**WRITTEN EXERCISE:** Please print all of the material below, word for word.

— BEGIN INPUT —

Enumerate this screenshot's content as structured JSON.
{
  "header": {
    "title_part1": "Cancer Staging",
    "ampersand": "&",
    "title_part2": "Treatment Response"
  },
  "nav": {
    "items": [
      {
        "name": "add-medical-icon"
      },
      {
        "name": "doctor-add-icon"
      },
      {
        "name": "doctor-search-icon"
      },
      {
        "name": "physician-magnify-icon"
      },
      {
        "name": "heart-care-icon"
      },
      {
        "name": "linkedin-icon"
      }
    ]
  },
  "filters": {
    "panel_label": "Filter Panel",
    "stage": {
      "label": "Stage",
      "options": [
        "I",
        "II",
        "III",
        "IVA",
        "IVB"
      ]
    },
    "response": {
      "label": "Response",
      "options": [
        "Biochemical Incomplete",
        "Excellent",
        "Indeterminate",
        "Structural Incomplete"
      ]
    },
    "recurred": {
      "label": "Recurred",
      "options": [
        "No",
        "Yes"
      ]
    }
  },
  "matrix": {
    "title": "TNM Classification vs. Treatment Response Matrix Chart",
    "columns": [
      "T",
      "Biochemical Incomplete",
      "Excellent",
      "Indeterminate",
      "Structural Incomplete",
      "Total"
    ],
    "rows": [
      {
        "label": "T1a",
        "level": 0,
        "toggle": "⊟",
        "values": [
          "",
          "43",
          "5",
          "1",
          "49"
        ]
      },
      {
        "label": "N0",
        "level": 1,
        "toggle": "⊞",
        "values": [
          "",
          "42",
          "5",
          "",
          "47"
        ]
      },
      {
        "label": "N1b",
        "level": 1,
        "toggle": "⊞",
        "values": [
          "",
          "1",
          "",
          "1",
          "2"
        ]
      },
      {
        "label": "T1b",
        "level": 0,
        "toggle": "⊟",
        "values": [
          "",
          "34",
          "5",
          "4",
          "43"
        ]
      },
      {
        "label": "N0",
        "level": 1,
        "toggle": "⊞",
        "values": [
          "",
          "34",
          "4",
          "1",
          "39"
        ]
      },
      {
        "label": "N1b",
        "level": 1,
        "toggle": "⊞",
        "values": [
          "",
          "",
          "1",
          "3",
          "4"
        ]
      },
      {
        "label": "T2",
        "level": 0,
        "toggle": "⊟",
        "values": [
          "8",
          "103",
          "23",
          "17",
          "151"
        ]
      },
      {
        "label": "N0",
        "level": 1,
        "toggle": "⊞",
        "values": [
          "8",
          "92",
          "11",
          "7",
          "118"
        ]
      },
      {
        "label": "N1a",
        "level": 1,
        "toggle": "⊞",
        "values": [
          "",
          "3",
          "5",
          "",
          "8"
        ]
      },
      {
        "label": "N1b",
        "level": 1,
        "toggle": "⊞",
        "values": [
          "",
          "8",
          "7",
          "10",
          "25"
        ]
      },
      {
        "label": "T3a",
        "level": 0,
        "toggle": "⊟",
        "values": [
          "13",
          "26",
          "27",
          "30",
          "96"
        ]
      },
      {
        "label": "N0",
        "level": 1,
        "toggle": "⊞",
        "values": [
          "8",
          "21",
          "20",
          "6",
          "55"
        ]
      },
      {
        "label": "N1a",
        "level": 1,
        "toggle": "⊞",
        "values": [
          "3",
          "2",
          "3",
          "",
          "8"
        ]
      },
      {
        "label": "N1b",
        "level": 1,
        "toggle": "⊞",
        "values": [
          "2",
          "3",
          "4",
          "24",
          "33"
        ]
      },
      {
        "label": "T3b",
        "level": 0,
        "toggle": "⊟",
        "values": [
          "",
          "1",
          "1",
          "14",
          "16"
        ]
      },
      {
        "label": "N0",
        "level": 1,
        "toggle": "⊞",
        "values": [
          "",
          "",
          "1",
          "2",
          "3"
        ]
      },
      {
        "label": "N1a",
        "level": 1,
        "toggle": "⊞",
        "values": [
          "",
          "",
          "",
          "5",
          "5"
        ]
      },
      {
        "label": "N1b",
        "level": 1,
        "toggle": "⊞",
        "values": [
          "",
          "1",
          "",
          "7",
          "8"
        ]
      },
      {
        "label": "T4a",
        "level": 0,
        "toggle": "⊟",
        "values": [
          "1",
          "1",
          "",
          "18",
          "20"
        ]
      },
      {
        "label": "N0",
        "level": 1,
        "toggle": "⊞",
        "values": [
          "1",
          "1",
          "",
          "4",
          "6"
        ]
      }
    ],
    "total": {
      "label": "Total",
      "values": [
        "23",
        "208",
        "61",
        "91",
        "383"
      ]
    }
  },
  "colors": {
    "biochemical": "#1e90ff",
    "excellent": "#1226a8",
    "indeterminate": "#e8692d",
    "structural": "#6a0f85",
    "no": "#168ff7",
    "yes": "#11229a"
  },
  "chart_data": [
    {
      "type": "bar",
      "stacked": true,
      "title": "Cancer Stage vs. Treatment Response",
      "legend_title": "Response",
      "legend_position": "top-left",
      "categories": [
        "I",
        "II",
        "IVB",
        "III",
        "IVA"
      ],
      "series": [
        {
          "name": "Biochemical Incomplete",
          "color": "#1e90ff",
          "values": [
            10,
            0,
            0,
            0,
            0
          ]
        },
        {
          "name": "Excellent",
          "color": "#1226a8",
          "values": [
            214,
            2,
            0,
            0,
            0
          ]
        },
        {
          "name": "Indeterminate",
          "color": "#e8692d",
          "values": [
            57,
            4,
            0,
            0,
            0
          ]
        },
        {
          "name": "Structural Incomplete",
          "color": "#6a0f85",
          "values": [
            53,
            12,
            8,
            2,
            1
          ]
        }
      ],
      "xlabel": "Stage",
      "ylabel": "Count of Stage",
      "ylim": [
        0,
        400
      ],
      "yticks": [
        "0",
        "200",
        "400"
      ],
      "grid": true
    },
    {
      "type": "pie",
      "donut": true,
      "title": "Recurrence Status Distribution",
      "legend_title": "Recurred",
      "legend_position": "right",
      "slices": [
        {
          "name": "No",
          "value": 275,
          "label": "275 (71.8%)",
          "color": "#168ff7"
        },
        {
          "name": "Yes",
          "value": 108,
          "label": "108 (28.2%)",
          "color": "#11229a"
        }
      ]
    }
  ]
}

— END INPUT —

**RIGHT ANSWER:**
Enumerate this screenshot's content as structured JSON.
{
  "header": {
    "title_part1": "Cancer Staging",
    "ampersand": "&",
    "title_part2": "Treatment Response"
  },
  "nav": {
    "items": [
      {
        "name": "add-medical-icon"
      },
      {
        "name": "doctor-add-icon"
      },
      {
        "name": "doctor-search-icon"
      },
      {
        "name": "physician-magnify-icon"
      },
      {
        "name": "heart-care-icon"
      },
      {
        "name": "linkedin-icon"
      }
    ]
  },
  "filters": {
    "panel_label": "Filter Panel",
    "stage": {
      "label": "Stage",
      "options": [
        "I",
        "II",
        "III",
        "IVA",
        "IVB"
      ]
    },
    "response": {
      "label": "Response",
      "options": [
        "Biochemical Incomplete",
        "Excellent",
        "Indeterminate",
        "Structural Incomplete"
      ]
    },
    "recurred": {
      "label": "Recurred",
      "options": [
        "No",
        "Yes"
      ]
    }
  },
  "matrix": {
    "title": "TNM Classification vs. Treatment Response Matrix Chart",
    "columns": [
      "T",
      "Biochemical Incomplete",
      "Excellent",
      "Indeterminate",
      "Structural Incomplete",
      "Total"
    ],
    "rows": [
      {
        "label": "T1a",
        "level": 0,
        "toggle": "⊟",
        "values": [
          "",
          "43",
          "5",
          "1",
          "49"
        ]
      },
      {
        "label": "N0",
        "level": 1,
        "toggle": "⊞",
        "values": [
          "",
          "42",
          "5",
          "",
          "47"
        ]
      },
      {
        "label": "N1b",
        "level": 1,
        "toggle": "⊞",
        "values": [
          "",
          "1",
          "",
          "1",
          "2"
        ]
      },
      {
        "label": "T1b",
        "level": 0,
        "toggle": "⊟",
        "values": [
          "",
          "34",
          "5",
          "4",
          "43"
        ]
      },
      {
        "label": "N0",
        "level": 1,
        "toggle": "⊞",
        "values": [
          "",
          "34",
          "4",
          "1",
          "39"
        ]
      },
      {
        "label": "N1b",
        "level": 1,
        "toggle": "⊞",
        "values": [
          "",
          "",
          "1",
          "3",
          "4"
        ]
      },
      {
        "label": "T2",
        "level": 0,
        "toggle": "⊟",
        "values": [
          "8",
          "103",
          "23",
          "17",
          "151"
        ]
      },
      {
        "label": "N0",
        "level": 1,
        "toggle": "⊞",
        "values": [
          "8",
          "92",
          "11",
          "7",
          "118"
        ]
      },
      {
        "label": "N1a",
        "level": 1,
        "toggle": "⊞",
        "values": [
          "",
          "3",
          "5",
          "",
          "8"
        ]
      },
      {
        "label": "N1b",
        "level": 1,
        "toggle": "⊞",
        "values": [
          "",
          "8",
          "7",
          "10",
          "25"
        ]
      },
      {
        "label": "T3a",
        "level": 0,
        "toggle": "⊟",
        "values": [
          "13",
          "26",
          "27",
          "30",
          "96"
        ]
      },
      {
        "label": "N0",
        "level": 1,
        "toggle": "⊞",
        "values": [
          "8",
          "21",
          "20",
          "6",
          "55"
        ]
      },
      {
        "label": "N1a",
        "level": 1,
        "toggle": "⊞",
        "values": [
          "3",
          "2",
          "3",
          "",
          "8"
        ]
      },
      {
        "label": "N1b",
        "level": 1,
        "toggle": "⊞",
        "values": [
          "2",
          "3",
          "4",
          "24",
          "33"
        ]
      },
      {
        "label": "T3b",
        "level": 0,
        "toggle": "⊟",
        "values": [
          "",
          "1",
          "1",
          "14",
          "16"
        ]
      },
      {
        "label": "N0",
        "level": 1,
        "toggle": "⊞",
        "values": [
          "",
          "",
          "1",
          "2",
          "3"
        ]
      },
      {
        "label": "N1a",
        "level": 1,
        "toggle": "⊞",
        "values": [
          "",
          "",
          "",
          "5",
          "5"
        ]
      },
      {
        "label": "N1b",
        "level": 1,
        "toggle": "⊞",
        "values": [
          "",
          "1",
          "",
          "7",
          "8"
        ]
      },
      {
        "label": "T4a",
        "level": 0,
        "toggle": "⊟",
        "values": [
          "1",
          "1",
          "",
          "18",
          "20"
        ]
      },
      {
        "label": "N0",
        "level": 1,
        "toggle": "⊞",
        "values": [
          "1",
          "1",
          "",
          "4",
          "6"
        ]
      }
    ],
    "total": {
      "label": "Total",
      "values": [
        "23",
        "208",
        "61",
        "91",
        "383"
      ]
    }
  },
  "colors": {
    "biochemical": "#1e90ff",
    "excellent": "#1226a8",
    "indeterminate": "#e8692d",
    "structural": "#6a0f85",
    "no": "#168ff7",
    "yes": "#11229a"
  },
  "chart_data": [
    {
      "type": "bar",
      "stacked": true,
      "title": "Cancer Stage vs. Treatment Response",
      "legend_title": "Response",
      "legend_position": "top-left",
      "categories": [
        "I",
        "II",
        "IVB",
        "III",
        "IVA"
      ],
      "series": [
        {
          "name": "Biochemical Incomplete",
          "color": "#1e90ff",
          "values": [
            10,
            0,
            0,
            0,
            0
          ]
        },
        {
          "name": "Excellent",
          "color": "#1226a8",
          "values": [
            214,
            2,
            0,
            0,
            0
          ]
        },
        {
          "name": "Indeterminate",
          "color": "#e8692d",
          "values": [
            57,
            4,
            0,
            0,
            0
          ]
        },
        {
          "name": "Structural Incomplete",
          "color": "#6a0f85",
          "values": [
            53,
            12,
            8,
            2,
            1
          ]
        }
      ],
      "xlabel": "Stage",
      "ylabel": "Count of Stage",
      "ylim": [
        0,
        400
      ],
      "yticks": [
        "0",
        "200",
        "400"
      ],
      "grid": true
    },
    {
      "type": "pie",
      "donut": true,
      "title": "Recurrence Status Distribution",
      "legend_title": "Recurred",
      "legend_position": "right",
      "slices": [
        {
          "name": "No",
          "value": 275,
          "label": "275 (71.8%)",
          "color": "#168ff7"
        },
        {
          "name": "Yes",
          "value": 108,
          "label": "108 (28.2%)",
          "color": "#11229a"
        }
      ]
    }
  ]
}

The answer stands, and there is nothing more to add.